[Stored records]

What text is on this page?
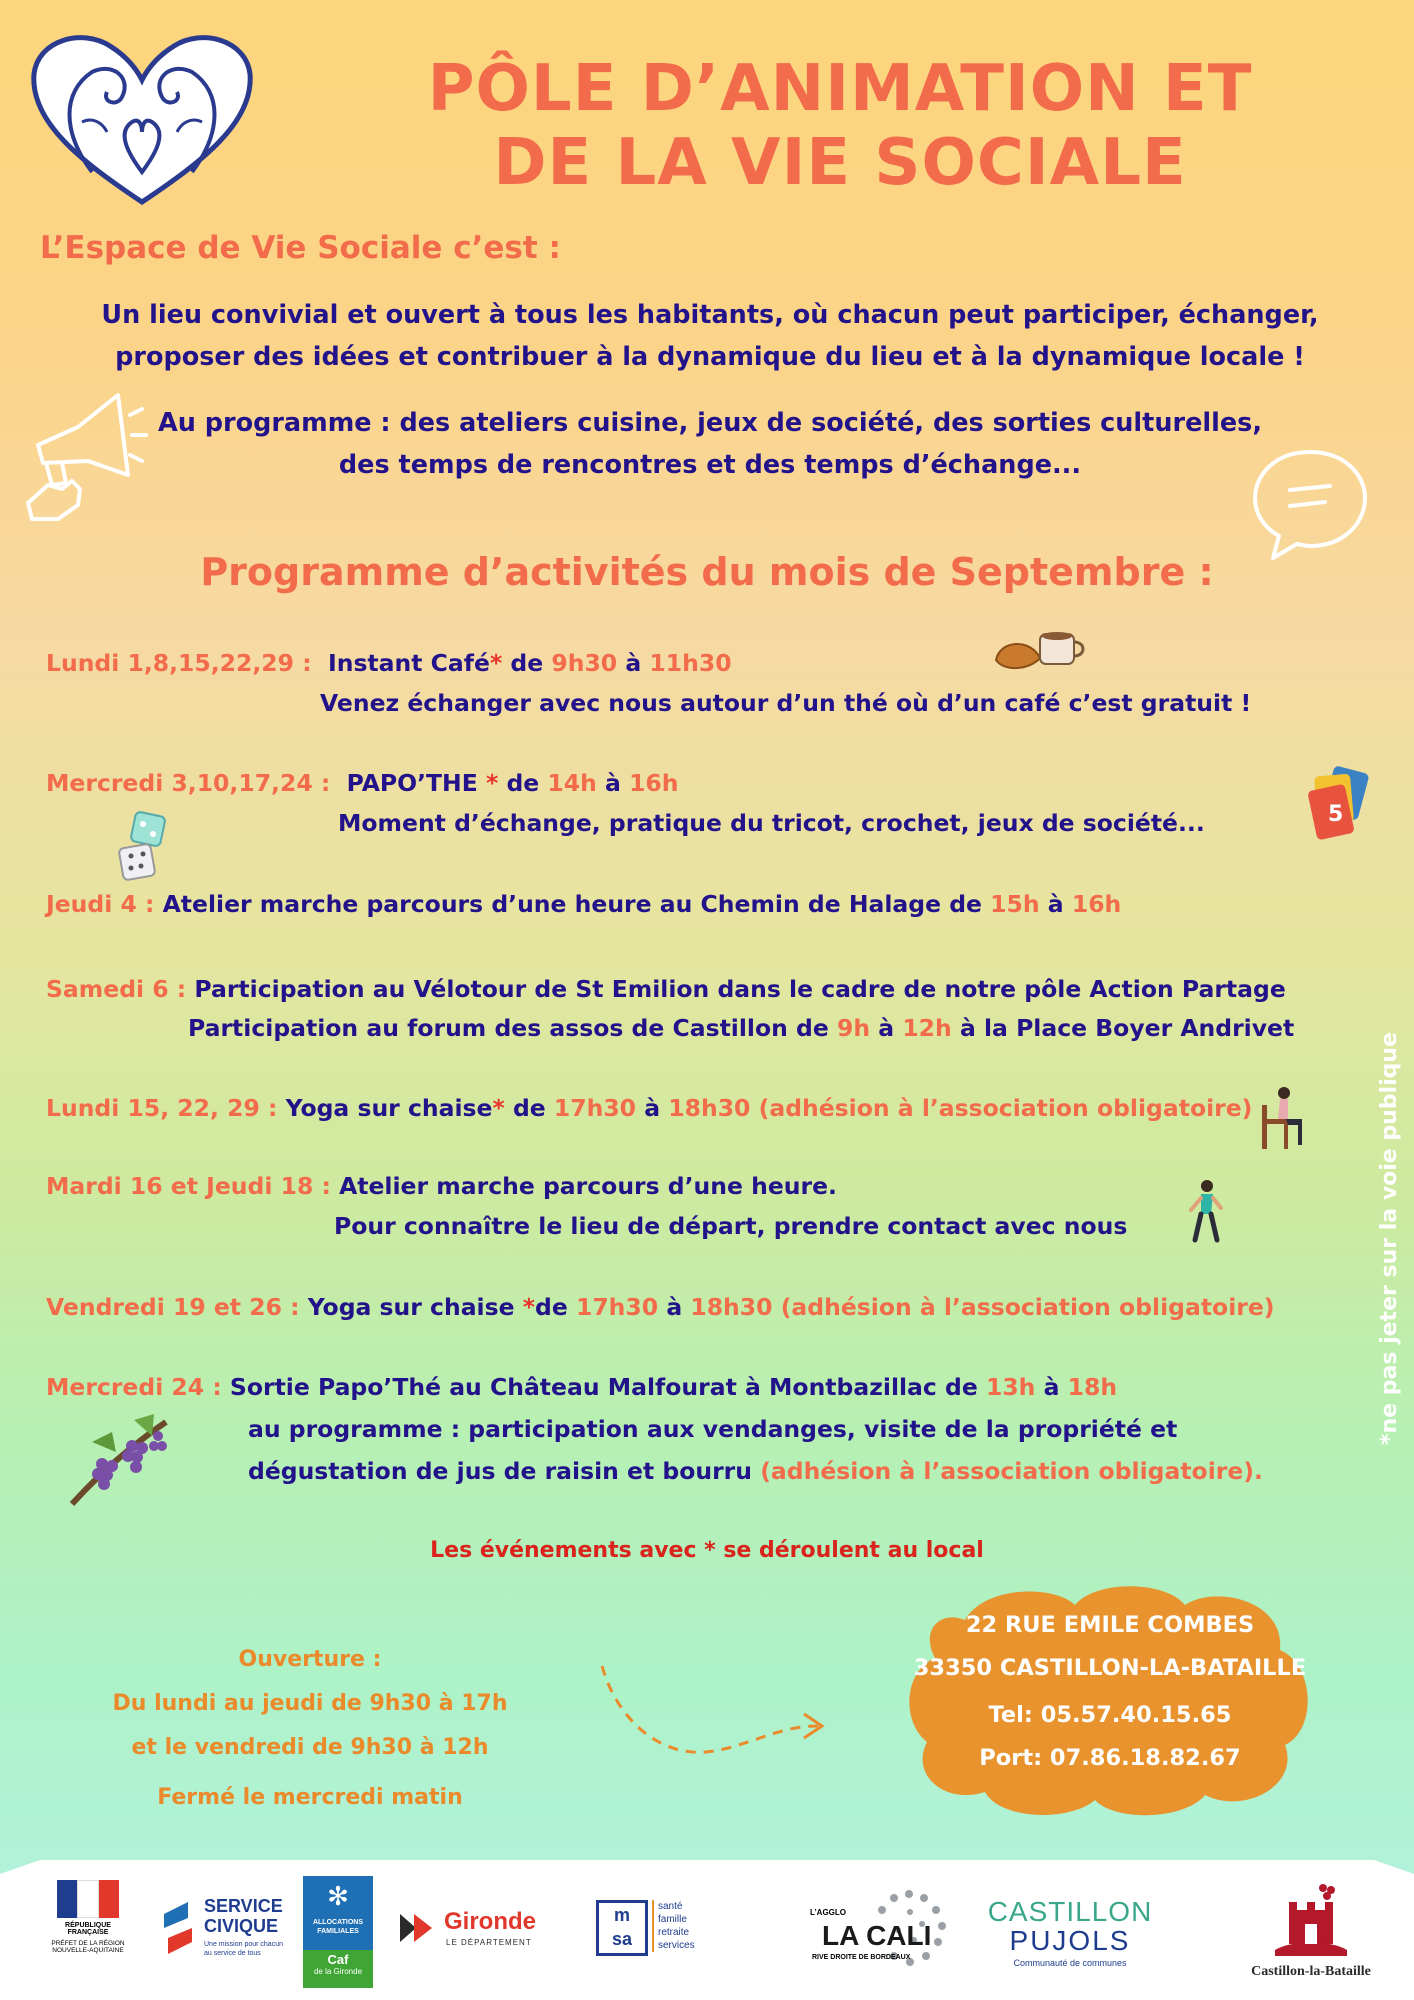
PÔLE D’ANIMATION ET
DE LA VIE SOCIALE
L’Espace de Vie Sociale c’est :
Un lieu convivial et ouvert à tous les habitants, où chacun peut participer, échanger,
proposer des idées et contribuer à la dynamique du lieu et à la dynamique locale !
Au programme : des ateliers cuisine, jeux de société, des sorties culturelles,
des temps de rencontres et des temps d’échange...
Programme d’activités du mois de Septembre :
Lundi 1,8,15,22,29 : Instant Café* de 9h30 à 11h30
Venez échanger avec nous autour d’un thé où d’un café c’est gratuit !
Mercredi 3,10,17,24 : PAPO’THE * de 14h à 16h
Moment d’échange, pratique du tricot, crochet, jeux de société...	5
Jeudi 4 : Atelier marche parcours d’une heure au Chemin de Halage de 15h à 16h
Samedi 6 : Participation au Vélotour de St Emilion dans le cadre de notre pôle Action Partage
Participation au forum des assos de Castillon de 9h à 12h à la Place Boyer Andrivet
Lundi 15, 22, 29 : Yoga sur chaise* de 17h30 à 18h30 (adhésion à l’association obligatoire)
Mardi 16 et Jeudi 18 : Atelier marche parcours d’une heure.
Pour connaître le lieu de départ, prendre contact avec nous
Vendredi 19 et 26 : Yoga sur chaise *de 17h30 à 18h30 (adhésion à l’association obligatoire)
Mercredi 24 : Sortie Papo’Thé au Château Malfourat à Montbazillac de 13h à 18h
au programme : participation aux vendanges, visite de la propriété et
dégustation de jus de raisin et bourru (adhésion à l’association obligatoire).
Les événements avec * se déroulent au local
Ouverture :
Du lundi au jeudi de 9h30 à 17h
et le vendredi de 9h30 à 12h
Fermé le mercredi matin
22 RUE EMILE COMBES
33350 CASTILLON-LA-BATAILLE
Tel: 05.57.40.15.65
Port: 07.86.18.82.67
*ne pas jeter sur la voie publique
RÉPUBLIQUE FRANÇAISE
PRÉFET DE LA RÉGION NOUVELLE-AQUITAINE
SERVICE
CIVIQUE
Une mission pour chacun au service de tous
✻
ALLOCATIONS FAMILIALES
Caf
de la Gironde
Gironde
LE DÉPARTEMENT
m
sa
santé
famille
retraite
services
L’AGGLO
LA CALI
RIVE DROITE DE BORDEAUX
CASTILLON
PUJOLS
Communauté de communes
Castillon-la-Bataille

What to do ▸ The records above should be reproduced exactly, with no pictures included.

Output of the exercise ▸
What text is on this page?
PÔLE D’ANIMATION ET
DE LA VIE SOCIALE
L’Espace de Vie Sociale c’est :
Un lieu convivial et ouvert à tous les habitants, où chacun peut participer, échanger,
proposer des idées et contribuer à la dynamique du lieu et à la dynamique locale !
Au programme : des ateliers cuisine, jeux de société, des sorties culturelles,
des temps de rencontres et des temps d’échange...
Programme d’activités du mois de Septembre :
Lundi 1,8,15,22,29 : Instant Café* de 9h30 à 11h30
Venez échanger avec nous autour d’un thé où d’un café c’est gratuit !
Mercredi 3,10,17,24 : PAPO’THE * de 14h à 16h
Moment d’échange, pratique du tricot, crochet, jeux de société...	5
Jeudi 4 : Atelier marche parcours d’une heure au Chemin de Halage de 15h à 16h
Samedi 6 : Participation au Vélotour de St Emilion dans le cadre de notre pôle Action Partage
Participation au forum des assos de Castillon de 9h à 12h à la Place Boyer Andrivet
Lundi 15, 22, 29 : Yoga sur chaise* de 17h30 à 18h30 (adhésion à l’association obligatoire)
Mardi 16 et Jeudi 18 : Atelier marche parcours d’une heure.
Pour connaître le lieu de départ, prendre contact avec nous
Vendredi 19 et 26 : Yoga sur chaise *de 17h30 à 18h30 (adhésion à l’association obligatoire)
Mercredi 24 : Sortie Papo’Thé au Château Malfourat à Montbazillac de 13h à 18h
au programme : participation aux vendanges, visite de la propriété et
dégustation de jus de raisin et bourru (adhésion à l’association obligatoire).
Les événements avec * se déroulent au local
Ouverture :
Du lundi au jeudi de 9h30 à 17h
et le vendredi de 9h30 à 12h
Fermé le mercredi matin
22 RUE EMILE COMBES
33350 CASTILLON-LA-BATAILLE
Tel: 05.57.40.15.65
Port: 07.86.18.82.67
*ne pas jeter sur la voie publique
RÉPUBLIQUE FRANÇAISE
PRÉFET DE LA RÉGION NOUVELLE-AQUITAINE
SERVICE
CIVIQUE
Une mission pour chacun au service de tous
✻
ALLOCATIONS FAMILIALES
Caf
de la Gironde
Gironde
LE DÉPARTEMENT
m
sa
santé
famille
retraite
services
L’AGGLO
LA CALI
RIVE DROITE DE BORDEAUX
CASTILLON
PUJOLS
Communauté de communes
Castillon-la-Bataille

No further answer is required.